Tujuan Tugas: Kutiplah tanpa perubahan bagian berita tentang keluarga pengedar sabu di Cilegon dari "Satu keluarga di" hingga "0,4 gram sabu.".

Kutipan Berita:
━━━━

Satu keluarga di Cilegon, Banten berbagi tugas mengedarkan sabu di wilayah tersebut. Mereka bertransaksi melalui rekening siluman untuk mengelabui aparat.
Oleh
FRANSISKUS WISNU WARDHAN DANY
·3 menit baca
TANGERANG, KOMPAS — Satu keluarga terdiri atas lima orang menjadi pengedar sabu di Cilegon, Banten. Mereka berbagi tugas untuk memecah sabu ke dalam paket-paket siap pakai, mengantar ke lokasi tertentu, dan bertransaksi melalui rekening siluman.
Satuan Reserse Narkoba Kepolisian Resor Cilegon mengungkap peredaran sabu itu pada Minggu (8/8/2021). Pengungkapan bermula dari penangkapan di Jalan Bojonegoro dengan barang bukti 0,4 gram sabu.
Dalam penelusuran, penyidik menangkap DSH (41), H (27), DW (40), S (28), dan J (28) di lokasi berbeda. Dari kelimanya didapati 105 gram sabu, 4 unit gawai, timbangan digital, dan klip plastik.
Kepala Bidang Hubungan Masyarakat Kepolisian Daerah Banten Ajun Komisaris Besar Shinto Silitonga menyebutkan, DSH merupakan otak dari peredaran sabu yang melibatkan keluarganya. Mereka berbagi tugas memecah sabu menjadi paket kecil dan mengantar atau meletakkan ke tempat yang telah disepakati.
”Ini unik karena melibatkan keluarga. Suami mengajak istrinya dan adik-adiknya untuk turut serta mengedarkan sabu. Mereka menjadi bandar, pemecah paket sabu, sekaligus pengedar atau kurir,” katanya pada Rabu (11/8/2021).

━━━━

Data Tercatat:
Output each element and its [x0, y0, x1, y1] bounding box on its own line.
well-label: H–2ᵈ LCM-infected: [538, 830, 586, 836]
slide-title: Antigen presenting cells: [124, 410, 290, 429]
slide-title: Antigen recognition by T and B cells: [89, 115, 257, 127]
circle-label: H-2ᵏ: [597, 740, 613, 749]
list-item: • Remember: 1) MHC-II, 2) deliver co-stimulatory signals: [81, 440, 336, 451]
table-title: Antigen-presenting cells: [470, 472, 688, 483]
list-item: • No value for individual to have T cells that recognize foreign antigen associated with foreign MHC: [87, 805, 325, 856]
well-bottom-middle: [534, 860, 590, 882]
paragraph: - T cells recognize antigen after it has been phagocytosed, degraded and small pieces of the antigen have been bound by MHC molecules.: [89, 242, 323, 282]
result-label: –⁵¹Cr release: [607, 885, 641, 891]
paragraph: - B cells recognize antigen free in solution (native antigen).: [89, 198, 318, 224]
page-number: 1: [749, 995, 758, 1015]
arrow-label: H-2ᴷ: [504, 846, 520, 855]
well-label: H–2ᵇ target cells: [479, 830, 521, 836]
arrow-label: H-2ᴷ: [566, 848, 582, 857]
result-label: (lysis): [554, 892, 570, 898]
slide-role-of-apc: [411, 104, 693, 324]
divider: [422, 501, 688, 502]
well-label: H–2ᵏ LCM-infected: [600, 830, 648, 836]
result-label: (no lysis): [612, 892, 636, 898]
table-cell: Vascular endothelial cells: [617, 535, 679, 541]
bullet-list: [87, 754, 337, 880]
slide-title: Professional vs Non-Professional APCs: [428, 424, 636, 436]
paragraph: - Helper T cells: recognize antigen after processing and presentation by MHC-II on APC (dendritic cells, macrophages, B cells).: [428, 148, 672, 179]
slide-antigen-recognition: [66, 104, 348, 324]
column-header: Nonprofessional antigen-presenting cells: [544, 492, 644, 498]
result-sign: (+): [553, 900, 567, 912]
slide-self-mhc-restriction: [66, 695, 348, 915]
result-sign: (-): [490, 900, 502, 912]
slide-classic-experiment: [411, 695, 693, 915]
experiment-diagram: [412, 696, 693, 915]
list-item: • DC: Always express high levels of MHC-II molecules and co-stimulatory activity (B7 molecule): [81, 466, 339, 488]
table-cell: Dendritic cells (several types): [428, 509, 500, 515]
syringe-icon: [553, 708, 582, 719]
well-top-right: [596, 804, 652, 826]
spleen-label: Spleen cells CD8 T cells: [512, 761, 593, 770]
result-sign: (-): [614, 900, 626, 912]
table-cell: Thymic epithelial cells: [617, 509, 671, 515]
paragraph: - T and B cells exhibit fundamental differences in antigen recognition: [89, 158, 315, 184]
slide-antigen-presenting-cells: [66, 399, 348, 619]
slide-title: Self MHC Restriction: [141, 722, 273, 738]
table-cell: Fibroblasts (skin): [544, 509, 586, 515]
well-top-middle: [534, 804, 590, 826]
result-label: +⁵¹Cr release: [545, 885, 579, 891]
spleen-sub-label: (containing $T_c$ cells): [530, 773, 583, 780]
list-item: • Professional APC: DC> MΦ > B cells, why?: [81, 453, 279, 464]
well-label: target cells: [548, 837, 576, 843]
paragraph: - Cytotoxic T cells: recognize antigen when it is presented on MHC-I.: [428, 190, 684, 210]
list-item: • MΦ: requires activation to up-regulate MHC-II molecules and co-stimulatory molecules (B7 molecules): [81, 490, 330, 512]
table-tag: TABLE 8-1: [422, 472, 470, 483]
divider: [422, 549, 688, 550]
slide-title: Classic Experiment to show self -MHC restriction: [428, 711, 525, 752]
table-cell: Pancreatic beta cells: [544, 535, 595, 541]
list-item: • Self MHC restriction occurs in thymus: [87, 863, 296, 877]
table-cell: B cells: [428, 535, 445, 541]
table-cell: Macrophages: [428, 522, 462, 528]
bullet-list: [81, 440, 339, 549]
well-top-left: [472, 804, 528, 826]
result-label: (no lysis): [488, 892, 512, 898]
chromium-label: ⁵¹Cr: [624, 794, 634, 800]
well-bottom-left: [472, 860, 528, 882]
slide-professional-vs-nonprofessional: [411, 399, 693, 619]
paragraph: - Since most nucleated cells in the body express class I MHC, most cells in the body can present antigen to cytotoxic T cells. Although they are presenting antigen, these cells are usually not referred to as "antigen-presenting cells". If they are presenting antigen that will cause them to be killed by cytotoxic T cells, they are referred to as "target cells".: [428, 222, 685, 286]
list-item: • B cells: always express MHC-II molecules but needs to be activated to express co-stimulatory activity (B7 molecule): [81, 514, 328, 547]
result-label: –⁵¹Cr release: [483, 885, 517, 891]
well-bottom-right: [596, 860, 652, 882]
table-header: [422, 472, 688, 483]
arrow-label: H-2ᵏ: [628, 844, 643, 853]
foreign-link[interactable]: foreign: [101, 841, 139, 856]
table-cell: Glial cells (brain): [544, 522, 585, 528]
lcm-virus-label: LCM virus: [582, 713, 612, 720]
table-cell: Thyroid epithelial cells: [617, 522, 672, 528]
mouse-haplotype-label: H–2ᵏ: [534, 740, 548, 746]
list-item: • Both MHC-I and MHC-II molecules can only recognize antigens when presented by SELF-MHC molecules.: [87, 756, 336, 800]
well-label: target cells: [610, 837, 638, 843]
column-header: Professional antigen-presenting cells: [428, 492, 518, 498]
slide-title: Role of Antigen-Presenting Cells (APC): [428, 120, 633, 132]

━━━━

Jawaban Latihan:
Satu keluarga di Cilegon, Banten berbagi tugas mengedarkan sabu di wilayah tersebut. Mereka bertransaksi melalui rekening siluman untuk mengelabui aparat.
Oleh
FRANSISKUS WISNU WARDHAN DANY
·3 menit baca
TANGERANG, KOMPAS — Satu keluarga terdiri atas lima orang menjadi pengedar sabu di Cilegon, Banten. Mereka berbagi tugas untuk memecah sabu ke dalam paket-paket siap pakai, mengantar ke lokasi tertentu, dan bertransaksi melalui rekening siluman.
Satuan Reserse Narkoba Kepolisian Resor Cilegon mengungkap peredaran sabu itu pada Minggu (8/8/2021). Pengungkapan bermula dari penangkapan di Jalan Bojonegoro dengan barang bukti 0,4 gram sabu.